• [Material for this exercise]:

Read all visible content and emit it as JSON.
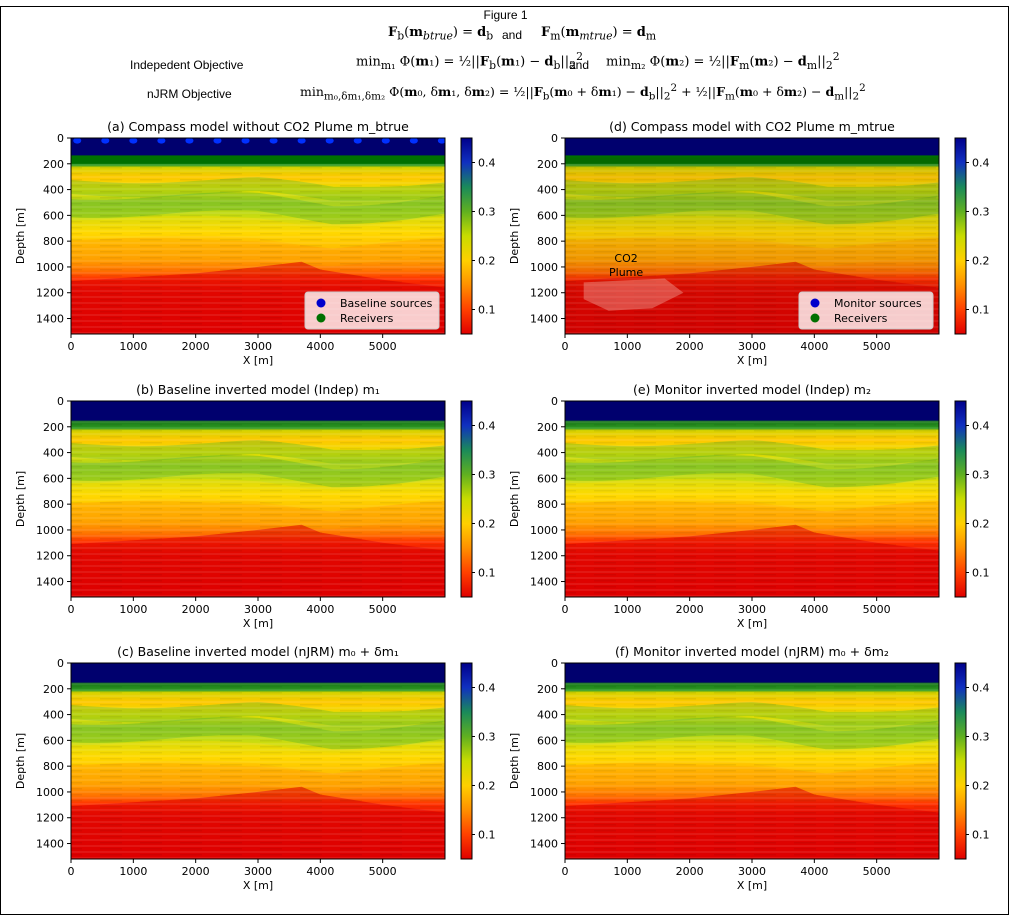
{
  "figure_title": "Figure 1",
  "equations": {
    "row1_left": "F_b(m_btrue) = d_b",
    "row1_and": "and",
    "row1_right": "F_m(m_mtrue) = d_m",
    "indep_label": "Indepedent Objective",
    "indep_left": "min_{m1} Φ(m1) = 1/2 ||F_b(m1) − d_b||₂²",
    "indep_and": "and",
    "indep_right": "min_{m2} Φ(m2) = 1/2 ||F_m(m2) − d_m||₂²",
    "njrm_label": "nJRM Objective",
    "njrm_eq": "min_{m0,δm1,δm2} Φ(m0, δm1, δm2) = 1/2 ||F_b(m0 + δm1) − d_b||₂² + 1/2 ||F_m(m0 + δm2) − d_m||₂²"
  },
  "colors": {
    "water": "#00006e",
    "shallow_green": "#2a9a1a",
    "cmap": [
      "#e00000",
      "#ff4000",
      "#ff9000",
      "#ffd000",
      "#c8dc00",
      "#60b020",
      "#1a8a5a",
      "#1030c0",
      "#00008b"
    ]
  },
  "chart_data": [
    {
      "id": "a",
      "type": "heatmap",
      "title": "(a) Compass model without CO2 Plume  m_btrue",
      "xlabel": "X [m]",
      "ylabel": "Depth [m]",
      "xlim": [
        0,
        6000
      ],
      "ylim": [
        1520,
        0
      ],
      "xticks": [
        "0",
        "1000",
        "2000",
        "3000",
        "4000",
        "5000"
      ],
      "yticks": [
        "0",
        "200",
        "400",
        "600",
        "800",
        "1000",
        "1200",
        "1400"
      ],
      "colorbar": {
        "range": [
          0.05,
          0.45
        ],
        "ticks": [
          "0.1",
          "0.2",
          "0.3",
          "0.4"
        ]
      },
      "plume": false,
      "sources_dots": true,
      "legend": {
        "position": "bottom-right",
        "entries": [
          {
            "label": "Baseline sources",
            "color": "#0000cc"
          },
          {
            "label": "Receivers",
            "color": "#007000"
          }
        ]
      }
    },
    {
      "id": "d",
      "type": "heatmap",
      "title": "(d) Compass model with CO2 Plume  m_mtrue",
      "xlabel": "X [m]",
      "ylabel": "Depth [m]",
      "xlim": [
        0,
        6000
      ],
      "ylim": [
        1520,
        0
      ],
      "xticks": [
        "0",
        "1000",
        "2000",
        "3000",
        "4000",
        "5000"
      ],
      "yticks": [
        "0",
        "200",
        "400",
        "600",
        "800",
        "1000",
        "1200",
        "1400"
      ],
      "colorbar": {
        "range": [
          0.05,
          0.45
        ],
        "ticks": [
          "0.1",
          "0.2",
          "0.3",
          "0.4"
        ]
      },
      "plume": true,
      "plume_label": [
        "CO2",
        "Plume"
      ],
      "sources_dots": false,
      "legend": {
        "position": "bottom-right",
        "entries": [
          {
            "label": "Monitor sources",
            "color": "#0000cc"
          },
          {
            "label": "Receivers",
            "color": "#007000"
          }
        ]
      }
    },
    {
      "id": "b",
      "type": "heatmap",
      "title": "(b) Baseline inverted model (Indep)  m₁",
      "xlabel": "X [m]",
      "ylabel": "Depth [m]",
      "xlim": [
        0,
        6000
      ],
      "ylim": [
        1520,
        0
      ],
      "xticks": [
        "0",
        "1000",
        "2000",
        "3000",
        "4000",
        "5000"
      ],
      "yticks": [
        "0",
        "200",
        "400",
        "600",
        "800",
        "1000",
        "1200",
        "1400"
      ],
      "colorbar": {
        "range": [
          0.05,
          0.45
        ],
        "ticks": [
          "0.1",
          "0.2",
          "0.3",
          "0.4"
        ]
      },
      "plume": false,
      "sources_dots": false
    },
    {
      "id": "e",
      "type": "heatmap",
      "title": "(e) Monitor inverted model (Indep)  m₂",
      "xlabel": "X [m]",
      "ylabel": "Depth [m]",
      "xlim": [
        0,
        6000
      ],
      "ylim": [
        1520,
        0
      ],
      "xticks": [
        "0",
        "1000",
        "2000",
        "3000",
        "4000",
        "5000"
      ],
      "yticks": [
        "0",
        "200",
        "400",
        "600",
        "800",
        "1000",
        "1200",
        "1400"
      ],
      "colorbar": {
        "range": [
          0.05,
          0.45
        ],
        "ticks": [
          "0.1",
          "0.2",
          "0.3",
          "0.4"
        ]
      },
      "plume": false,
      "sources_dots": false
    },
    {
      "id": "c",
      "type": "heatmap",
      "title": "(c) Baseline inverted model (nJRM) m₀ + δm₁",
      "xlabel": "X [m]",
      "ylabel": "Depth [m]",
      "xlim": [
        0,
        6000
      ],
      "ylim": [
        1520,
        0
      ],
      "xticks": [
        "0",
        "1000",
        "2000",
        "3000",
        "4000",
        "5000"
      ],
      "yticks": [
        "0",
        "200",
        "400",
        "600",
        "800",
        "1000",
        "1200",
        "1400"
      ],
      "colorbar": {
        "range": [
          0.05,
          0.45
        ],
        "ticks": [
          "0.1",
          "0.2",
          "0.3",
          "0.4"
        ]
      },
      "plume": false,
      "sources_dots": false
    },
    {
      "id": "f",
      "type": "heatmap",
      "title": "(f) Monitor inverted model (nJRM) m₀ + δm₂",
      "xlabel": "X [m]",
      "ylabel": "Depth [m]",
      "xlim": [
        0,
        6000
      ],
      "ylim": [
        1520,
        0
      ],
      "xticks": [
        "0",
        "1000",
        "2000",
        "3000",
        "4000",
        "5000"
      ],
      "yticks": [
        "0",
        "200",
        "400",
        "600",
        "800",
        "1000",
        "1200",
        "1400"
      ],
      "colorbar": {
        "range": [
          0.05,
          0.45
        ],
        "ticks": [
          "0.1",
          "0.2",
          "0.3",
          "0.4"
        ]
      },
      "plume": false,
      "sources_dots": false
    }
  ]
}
==
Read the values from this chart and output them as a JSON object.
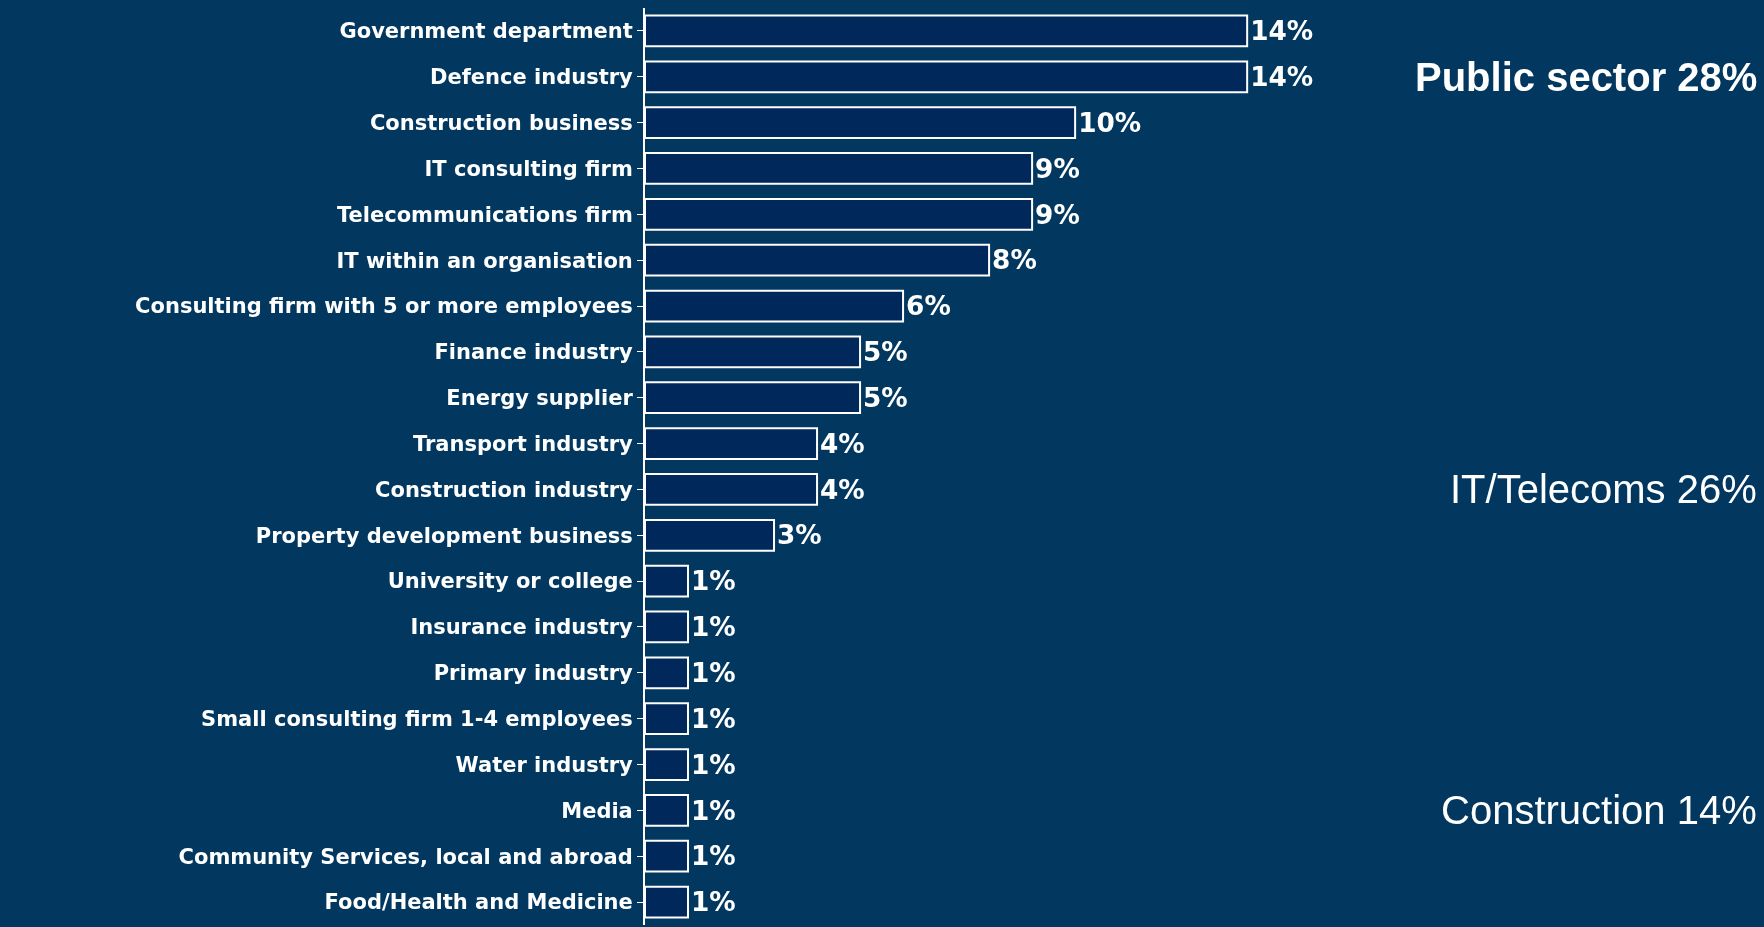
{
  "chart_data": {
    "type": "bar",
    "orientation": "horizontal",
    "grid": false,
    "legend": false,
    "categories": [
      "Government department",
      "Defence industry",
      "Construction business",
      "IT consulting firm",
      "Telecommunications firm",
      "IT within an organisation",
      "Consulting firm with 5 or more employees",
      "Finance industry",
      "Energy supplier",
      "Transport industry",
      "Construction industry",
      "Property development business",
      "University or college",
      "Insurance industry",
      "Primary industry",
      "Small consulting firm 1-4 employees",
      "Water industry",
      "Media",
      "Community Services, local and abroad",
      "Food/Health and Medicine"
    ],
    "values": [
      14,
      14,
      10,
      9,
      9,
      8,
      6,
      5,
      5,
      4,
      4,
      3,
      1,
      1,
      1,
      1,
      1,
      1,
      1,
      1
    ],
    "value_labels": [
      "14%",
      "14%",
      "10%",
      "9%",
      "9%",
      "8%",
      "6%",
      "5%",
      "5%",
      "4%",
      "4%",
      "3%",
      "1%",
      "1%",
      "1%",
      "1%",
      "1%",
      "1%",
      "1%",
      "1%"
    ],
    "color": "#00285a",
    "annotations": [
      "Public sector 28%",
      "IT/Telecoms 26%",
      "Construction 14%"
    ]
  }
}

• [Short exercise]: Copy each line above that contains the string "Monitor".

• [Full answer]:
            "label": "Monitor sources",
      "title": "(e) Monitor inverted model (Indep)  m₂",
      "title": "(f) Monitor inverted model (nJRM) m₀ + δm₂",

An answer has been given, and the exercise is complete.